◆ What is expected
Your task is to copy every line of the records below that contains "overline".

◆ Supplied data
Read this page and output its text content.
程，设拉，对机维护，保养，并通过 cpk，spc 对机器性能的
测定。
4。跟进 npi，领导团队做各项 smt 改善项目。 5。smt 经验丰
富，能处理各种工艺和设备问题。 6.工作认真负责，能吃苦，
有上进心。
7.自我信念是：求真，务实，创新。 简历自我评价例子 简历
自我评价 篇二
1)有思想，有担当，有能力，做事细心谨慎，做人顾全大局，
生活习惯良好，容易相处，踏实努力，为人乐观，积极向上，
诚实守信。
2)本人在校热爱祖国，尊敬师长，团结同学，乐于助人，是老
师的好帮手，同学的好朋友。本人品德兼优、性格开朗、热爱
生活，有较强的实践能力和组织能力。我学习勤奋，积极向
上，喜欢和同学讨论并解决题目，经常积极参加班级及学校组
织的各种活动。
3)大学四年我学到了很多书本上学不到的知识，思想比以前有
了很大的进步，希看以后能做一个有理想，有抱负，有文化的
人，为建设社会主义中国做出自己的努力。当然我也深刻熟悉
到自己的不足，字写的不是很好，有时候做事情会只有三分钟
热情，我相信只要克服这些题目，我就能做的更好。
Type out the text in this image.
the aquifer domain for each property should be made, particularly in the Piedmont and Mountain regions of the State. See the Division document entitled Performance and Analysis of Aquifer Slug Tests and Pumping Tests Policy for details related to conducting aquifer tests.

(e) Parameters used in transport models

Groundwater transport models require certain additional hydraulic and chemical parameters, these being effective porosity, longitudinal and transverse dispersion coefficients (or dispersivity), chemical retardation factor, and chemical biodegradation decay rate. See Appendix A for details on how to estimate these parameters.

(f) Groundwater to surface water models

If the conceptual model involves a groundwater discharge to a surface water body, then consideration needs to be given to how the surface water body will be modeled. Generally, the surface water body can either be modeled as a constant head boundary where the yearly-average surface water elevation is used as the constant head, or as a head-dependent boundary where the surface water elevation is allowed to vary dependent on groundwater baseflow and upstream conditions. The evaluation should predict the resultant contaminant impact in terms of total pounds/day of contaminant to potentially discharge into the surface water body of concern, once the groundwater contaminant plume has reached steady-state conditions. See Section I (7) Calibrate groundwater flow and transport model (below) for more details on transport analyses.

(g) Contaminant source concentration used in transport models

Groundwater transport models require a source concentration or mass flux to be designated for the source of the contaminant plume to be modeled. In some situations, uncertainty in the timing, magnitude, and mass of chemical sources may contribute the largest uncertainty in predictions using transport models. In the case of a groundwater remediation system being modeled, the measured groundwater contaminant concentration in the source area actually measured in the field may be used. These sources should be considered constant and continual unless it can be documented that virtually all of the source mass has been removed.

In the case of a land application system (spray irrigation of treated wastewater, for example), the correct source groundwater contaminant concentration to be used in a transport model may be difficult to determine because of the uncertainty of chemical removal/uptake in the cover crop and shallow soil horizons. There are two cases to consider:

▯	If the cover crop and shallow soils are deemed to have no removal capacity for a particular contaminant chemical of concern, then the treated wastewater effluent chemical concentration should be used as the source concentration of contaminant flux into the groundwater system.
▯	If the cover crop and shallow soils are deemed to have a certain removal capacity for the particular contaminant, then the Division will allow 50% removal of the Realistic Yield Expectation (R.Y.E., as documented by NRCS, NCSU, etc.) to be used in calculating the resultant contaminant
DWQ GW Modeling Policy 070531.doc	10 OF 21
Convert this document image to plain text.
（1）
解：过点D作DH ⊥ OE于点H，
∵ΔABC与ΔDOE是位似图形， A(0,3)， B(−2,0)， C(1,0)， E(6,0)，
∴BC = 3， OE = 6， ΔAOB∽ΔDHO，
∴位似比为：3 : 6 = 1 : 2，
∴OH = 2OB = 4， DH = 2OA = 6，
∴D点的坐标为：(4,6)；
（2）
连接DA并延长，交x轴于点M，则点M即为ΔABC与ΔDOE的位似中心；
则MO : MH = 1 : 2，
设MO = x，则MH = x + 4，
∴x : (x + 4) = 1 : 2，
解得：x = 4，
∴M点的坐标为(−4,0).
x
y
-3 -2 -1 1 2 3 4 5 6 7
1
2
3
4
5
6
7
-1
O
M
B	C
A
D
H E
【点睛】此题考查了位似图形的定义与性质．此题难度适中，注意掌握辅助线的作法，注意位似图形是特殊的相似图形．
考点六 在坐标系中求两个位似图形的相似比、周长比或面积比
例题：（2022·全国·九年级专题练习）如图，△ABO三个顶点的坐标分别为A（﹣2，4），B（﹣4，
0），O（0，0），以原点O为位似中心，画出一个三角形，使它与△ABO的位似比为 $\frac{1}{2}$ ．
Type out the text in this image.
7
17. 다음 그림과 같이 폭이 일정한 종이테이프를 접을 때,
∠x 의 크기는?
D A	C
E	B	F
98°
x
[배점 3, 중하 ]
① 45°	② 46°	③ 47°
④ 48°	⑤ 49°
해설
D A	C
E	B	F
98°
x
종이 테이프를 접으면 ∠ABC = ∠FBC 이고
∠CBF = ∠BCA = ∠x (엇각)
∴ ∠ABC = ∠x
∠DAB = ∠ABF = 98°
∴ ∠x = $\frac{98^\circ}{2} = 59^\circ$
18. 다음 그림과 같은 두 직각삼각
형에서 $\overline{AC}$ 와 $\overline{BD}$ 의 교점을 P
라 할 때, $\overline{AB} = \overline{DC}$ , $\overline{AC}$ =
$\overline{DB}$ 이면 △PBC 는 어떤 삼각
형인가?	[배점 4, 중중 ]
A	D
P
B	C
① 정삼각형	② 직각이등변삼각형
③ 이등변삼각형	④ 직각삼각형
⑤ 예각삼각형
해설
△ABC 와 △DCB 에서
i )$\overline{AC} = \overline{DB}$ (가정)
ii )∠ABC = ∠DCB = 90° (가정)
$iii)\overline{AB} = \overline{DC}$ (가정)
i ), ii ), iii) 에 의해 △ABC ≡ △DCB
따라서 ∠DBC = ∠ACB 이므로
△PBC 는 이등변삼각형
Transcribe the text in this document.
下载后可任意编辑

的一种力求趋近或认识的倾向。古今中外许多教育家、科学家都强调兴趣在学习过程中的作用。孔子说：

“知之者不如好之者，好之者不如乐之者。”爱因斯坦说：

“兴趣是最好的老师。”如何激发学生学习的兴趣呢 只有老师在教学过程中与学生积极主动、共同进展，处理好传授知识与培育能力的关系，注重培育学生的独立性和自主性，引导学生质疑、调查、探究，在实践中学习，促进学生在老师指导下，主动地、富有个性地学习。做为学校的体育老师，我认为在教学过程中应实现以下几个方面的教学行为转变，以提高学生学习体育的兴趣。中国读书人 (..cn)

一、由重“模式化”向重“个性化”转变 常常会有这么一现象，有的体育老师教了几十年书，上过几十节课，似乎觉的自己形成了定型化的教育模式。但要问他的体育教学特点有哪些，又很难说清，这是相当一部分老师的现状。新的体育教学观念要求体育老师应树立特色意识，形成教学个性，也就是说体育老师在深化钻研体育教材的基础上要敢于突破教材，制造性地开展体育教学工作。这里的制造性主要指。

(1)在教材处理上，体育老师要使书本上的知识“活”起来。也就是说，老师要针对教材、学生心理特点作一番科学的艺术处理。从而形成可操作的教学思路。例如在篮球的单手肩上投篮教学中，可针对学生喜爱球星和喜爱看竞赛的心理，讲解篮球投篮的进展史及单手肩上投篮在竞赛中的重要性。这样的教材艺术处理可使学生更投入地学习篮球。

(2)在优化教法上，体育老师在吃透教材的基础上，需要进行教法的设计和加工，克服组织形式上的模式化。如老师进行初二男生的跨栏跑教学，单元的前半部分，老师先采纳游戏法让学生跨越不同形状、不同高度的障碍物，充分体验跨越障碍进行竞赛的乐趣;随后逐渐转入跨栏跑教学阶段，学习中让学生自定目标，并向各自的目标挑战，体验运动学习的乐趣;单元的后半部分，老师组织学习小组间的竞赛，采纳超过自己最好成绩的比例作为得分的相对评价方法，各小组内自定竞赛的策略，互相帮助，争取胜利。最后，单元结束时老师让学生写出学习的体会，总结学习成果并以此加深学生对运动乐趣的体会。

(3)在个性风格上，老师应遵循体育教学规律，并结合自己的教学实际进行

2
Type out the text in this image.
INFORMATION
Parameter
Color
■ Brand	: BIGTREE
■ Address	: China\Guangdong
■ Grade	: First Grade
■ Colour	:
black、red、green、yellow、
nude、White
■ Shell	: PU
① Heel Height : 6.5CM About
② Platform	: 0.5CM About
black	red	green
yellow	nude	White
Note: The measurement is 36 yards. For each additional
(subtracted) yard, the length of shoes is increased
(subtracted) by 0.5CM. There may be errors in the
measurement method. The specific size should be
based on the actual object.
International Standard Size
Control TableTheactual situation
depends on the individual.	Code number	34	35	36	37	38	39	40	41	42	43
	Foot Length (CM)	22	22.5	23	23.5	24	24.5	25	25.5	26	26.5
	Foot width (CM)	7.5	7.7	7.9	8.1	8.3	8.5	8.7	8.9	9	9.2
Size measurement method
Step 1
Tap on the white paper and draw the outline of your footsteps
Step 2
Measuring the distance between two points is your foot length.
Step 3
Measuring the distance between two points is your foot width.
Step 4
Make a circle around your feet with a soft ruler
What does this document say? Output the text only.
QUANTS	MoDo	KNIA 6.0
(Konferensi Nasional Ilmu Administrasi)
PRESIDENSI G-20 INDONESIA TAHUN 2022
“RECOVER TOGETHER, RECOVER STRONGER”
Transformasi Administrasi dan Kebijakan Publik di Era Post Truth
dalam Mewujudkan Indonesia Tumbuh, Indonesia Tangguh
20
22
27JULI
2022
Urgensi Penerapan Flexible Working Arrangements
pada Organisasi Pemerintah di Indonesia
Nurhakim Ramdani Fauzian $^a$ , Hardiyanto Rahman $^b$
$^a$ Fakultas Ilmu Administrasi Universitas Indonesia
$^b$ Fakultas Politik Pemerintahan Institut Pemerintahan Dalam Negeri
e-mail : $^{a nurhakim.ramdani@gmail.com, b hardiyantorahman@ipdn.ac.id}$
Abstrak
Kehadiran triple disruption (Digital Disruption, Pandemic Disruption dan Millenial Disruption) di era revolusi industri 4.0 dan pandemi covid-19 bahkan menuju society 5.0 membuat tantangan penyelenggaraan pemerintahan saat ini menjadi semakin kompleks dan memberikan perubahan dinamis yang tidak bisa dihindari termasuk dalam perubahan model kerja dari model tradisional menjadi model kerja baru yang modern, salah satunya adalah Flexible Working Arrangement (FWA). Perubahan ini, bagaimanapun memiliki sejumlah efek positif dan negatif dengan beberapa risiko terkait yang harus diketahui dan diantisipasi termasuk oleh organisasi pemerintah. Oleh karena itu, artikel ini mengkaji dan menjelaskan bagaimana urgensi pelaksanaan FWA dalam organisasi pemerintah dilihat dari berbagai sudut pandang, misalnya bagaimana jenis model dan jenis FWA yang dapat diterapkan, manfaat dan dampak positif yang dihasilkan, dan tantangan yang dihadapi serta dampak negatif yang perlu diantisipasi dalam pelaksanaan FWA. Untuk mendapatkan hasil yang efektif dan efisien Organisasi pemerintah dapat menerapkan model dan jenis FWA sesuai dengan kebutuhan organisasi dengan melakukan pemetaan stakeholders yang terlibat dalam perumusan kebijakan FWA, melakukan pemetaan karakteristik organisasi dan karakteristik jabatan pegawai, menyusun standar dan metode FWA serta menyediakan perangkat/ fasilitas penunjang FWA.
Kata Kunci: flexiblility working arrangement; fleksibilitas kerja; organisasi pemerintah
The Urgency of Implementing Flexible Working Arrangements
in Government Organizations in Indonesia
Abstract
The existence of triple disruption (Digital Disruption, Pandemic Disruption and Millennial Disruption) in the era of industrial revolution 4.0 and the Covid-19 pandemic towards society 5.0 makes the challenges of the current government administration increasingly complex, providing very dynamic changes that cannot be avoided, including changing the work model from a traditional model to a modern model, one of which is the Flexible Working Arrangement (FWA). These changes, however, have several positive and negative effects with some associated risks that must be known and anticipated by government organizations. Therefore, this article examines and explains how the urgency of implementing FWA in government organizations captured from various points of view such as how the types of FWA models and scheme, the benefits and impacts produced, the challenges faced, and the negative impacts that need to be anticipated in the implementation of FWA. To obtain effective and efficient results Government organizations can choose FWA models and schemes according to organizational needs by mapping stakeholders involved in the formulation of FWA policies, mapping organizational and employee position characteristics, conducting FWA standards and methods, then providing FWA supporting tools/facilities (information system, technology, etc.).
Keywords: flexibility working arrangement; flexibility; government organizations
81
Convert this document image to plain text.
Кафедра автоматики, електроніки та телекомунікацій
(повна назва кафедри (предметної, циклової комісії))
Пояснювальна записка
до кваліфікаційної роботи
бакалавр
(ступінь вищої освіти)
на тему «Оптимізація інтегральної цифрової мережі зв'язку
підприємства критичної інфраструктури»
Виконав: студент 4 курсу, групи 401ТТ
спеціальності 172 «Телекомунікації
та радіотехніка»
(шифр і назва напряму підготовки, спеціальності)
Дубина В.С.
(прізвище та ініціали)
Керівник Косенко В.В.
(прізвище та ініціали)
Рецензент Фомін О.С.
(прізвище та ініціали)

◆ Expected output
형에서 $\overline{AC}$ 와 $\overline{BD}$ 의 교점을 P
라 할 때, $\overline{AB} = \overline{DC}$ , $\overline{AC}$ =
$\overline{DB}$ 이면 △PBC 는 어떤 삼각
i )$\overline{AC} = \overline{DB}$ (가정)
$iii)\overline{AB} = \overline{DC}$ (가정)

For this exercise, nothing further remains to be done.